RECORDS TO USE:
• • • • •
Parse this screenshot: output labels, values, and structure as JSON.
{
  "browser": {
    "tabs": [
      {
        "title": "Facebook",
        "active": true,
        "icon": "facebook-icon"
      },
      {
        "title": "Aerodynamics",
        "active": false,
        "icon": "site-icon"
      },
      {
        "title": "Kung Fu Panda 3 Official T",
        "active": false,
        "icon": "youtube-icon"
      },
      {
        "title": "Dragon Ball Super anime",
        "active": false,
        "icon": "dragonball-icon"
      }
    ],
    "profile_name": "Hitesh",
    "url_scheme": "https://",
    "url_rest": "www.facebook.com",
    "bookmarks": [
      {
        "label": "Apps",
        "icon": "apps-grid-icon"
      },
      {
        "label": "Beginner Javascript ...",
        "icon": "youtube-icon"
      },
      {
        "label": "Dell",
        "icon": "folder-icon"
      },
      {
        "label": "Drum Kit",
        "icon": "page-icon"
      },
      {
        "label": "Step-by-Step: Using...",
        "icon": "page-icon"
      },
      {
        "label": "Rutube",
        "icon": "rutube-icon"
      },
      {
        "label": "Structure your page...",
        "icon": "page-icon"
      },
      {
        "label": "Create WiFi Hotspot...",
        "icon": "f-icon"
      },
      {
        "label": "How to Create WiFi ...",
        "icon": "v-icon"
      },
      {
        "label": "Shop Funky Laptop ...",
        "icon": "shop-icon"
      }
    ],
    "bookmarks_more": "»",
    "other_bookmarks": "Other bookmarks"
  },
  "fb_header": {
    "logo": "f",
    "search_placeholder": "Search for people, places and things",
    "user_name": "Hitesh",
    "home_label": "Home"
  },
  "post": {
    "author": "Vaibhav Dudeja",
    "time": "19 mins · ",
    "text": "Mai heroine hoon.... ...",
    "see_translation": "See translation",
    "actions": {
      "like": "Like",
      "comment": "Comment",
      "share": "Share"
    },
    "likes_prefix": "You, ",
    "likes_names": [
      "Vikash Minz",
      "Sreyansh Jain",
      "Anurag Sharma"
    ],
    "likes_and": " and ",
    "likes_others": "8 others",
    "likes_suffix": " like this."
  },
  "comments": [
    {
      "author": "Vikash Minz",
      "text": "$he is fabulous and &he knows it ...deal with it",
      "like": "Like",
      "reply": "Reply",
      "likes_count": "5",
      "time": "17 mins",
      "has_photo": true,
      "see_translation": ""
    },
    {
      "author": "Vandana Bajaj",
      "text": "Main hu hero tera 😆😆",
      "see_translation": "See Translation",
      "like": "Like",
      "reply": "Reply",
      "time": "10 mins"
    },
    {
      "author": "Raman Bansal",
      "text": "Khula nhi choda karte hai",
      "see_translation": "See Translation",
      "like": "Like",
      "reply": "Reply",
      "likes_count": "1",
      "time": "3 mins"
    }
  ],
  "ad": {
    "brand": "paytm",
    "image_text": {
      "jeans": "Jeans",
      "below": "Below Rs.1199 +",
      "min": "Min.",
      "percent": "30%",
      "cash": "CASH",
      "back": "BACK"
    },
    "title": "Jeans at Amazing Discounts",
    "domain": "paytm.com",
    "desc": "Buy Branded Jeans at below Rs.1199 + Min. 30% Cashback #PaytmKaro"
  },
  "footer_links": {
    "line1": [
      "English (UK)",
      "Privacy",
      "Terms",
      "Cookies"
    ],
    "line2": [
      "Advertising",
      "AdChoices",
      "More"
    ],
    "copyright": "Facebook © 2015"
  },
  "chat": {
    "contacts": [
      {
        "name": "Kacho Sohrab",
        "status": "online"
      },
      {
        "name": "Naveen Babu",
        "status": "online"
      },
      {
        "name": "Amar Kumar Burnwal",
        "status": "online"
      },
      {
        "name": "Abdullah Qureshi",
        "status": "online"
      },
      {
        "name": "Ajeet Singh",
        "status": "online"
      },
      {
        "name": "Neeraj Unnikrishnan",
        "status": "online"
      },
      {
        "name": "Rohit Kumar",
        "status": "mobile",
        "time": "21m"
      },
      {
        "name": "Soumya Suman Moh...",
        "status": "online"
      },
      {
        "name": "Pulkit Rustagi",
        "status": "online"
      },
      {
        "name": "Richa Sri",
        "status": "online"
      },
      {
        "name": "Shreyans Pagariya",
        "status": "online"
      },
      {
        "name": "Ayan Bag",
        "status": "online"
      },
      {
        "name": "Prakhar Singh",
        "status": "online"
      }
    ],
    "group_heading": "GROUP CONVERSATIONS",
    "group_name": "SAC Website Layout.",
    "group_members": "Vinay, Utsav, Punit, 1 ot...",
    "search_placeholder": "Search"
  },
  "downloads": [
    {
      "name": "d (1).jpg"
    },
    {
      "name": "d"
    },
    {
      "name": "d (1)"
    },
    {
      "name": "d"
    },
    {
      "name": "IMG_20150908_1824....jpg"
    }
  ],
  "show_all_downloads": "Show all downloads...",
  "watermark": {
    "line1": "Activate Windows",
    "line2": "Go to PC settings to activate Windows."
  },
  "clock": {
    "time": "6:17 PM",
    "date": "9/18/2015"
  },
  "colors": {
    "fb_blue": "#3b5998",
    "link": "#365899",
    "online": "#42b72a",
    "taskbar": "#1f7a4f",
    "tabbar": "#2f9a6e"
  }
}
• • • • •
WHAT THE TASK REQUIRES:
Reproduce the full set of records precisely.

RESPONSE BELOW:
Parse this screenshot: output labels, values, and structure as JSON.
{
  "browser": {
    "tabs": [
      {
        "title": "Facebook",
        "active": true,
        "icon": "facebook-icon"
      },
      {
        "title": "Aerodynamics",
        "active": false,
        "icon": "site-icon"
      },
      {
        "title": "Kung Fu Panda 3 Official T",
        "active": false,
        "icon": "youtube-icon"
      },
      {
        "title": "Dragon Ball Super anime",
        "active": false,
        "icon": "dragonball-icon"
      }
    ],
    "profile_name": "Hitesh",
    "url_scheme": "https://",
    "url_rest": "www.facebook.com",
    "bookmarks": [
      {
        "label": "Apps",
        "icon": "apps-grid-icon"
      },
      {
        "label": "Beginner Javascript ...",
        "icon": "youtube-icon"
      },
      {
        "label": "Dell",
        "icon": "folder-icon"
      },
      {
        "label": "Drum Kit",
        "icon": "page-icon"
      },
      {
        "label": "Step-by-Step: Using...",
        "icon": "page-icon"
      },
      {
        "label": "Rutube",
        "icon": "rutube-icon"
      },
      {
        "label": "Structure your page...",
        "icon": "page-icon"
      },
      {
        "label": "Create WiFi Hotspot...",
        "icon": "f-icon"
      },
      {
        "label": "How to Create WiFi ...",
        "icon": "v-icon"
      },
      {
        "label": "Shop Funky Laptop ...",
        "icon": "shop-icon"
      }
    ],
    "bookmarks_more": "»",
    "other_bookmarks": "Other bookmarks"
  },
  "fb_header": {
    "logo": "f",
    "search_placeholder": "Search for people, places and things",
    "user_name": "Hitesh",
    "home_label": "Home"
  },
  "post": {
    "author": "Vaibhav Dudeja",
    "time": "19 mins · ",
    "text": "Mai heroine hoon.... ...",
    "see_translation": "See translation",
    "actions": {
      "like": "Like",
      "comment": "Comment",
      "share": "Share"
    },
    "likes_prefix": "You, ",
    "likes_names": [
      "Vikash Minz",
      "Sreyansh Jain",
      "Anurag Sharma"
    ],
    "likes_and": " and ",
    "likes_others": "8 others",
    "likes_suffix": " like this."
  },
  "comments": [
    {
      "author": "Vikash Minz",
      "text": "$he is fabulous and &he knows it ...deal with it",
      "like": "Like",
      "reply": "Reply",
      "likes_count": "5",
      "time": "17 mins",
      "has_photo": true,
      "see_translation": ""
    },
    {
      "author": "Vandana Bajaj",
      "text": "Main hu hero tera 😆😆",
      "see_translation": "See Translation",
      "like": "Like",
      "reply": "Reply",
      "time": "10 mins"
    },
    {
      "author": "Raman Bansal",
      "text": "Khula nhi choda karte hai",
      "see_translation": "See Translation",
      "like": "Like",
      "reply": "Reply",
      "likes_count": "1",
      "time": "3 mins"
    }
  ],
  "ad": {
    "brand": "paytm",
    "image_text": {
      "jeans": "Jeans",
      "below": "Below Rs.1199 +",
      "min": "Min.",
      "percent": "30%",
      "cash": "CASH",
      "back": "BACK"
    },
    "title": "Jeans at Amazing Discounts",
    "domain": "paytm.com",
    "desc": "Buy Branded Jeans at below Rs.1199 + Min. 30% Cashback #PaytmKaro"
  },
  "footer_links": {
    "line1": [
      "English (UK)",
      "Privacy",
      "Terms",
      "Cookies"
    ],
    "line2": [
      "Advertising",
      "AdChoices",
      "More"
    ],
    "copyright": "Facebook © 2015"
  },
  "chat": {
    "contacts": [
      {
        "name": "Kacho Sohrab",
        "status": "online"
      },
      {
        "name": "Naveen Babu",
        "status": "online"
      },
      {
        "name": "Amar Kumar Burnwal",
        "status": "online"
      },
      {
        "name": "Abdullah Qureshi",
        "status": "online"
      },
      {
        "name": "Ajeet Singh",
        "status": "online"
      },
      {
        "name": "Neeraj Unnikrishnan",
        "status": "online"
      },
      {
        "name": "Rohit Kumar",
        "status": "mobile",
        "time": "21m"
      },
      {
        "name": "Soumya Suman Moh...",
        "status": "online"
      },
      {
        "name": "Pulkit Rustagi",
        "status": "online"
      },
      {
        "name": "Richa Sri",
        "status": "online"
      },
      {
        "name": "Shreyans Pagariya",
        "status": "online"
      },
      {
        "name": "Ayan Bag",
        "status": "online"
      },
      {
        "name": "Prakhar Singh",
        "status": "online"
      }
    ],
    "group_heading": "GROUP CONVERSATIONS",
    "group_name": "SAC Website Layout.",
    "group_members": "Vinay, Utsav, Punit, 1 ot...",
    "search_placeholder": "Search"
  },
  "downloads": [
    {
      "name": "d (1).jpg"
    },
    {
      "name": "d"
    },
    {
      "name": "d (1)"
    },
    {
      "name": "d"
    },
    {
      "name": "IMG_20150908_1824....jpg"
    }
  ],
  "show_all_downloads": "Show all downloads...",
  "watermark": {
    "line1": "Activate Windows",
    "line2": "Go to PC settings to activate Windows."
  },
  "clock": {
    "time": "6:17 PM",
    "date": "9/18/2015"
  },
  "colors": {
    "fb_blue": "#3b5998",
    "link": "#365899",
    "online": "#42b72a",
    "taskbar": "#1f7a4f",
    "tabbar": "#2f9a6e"
  }
}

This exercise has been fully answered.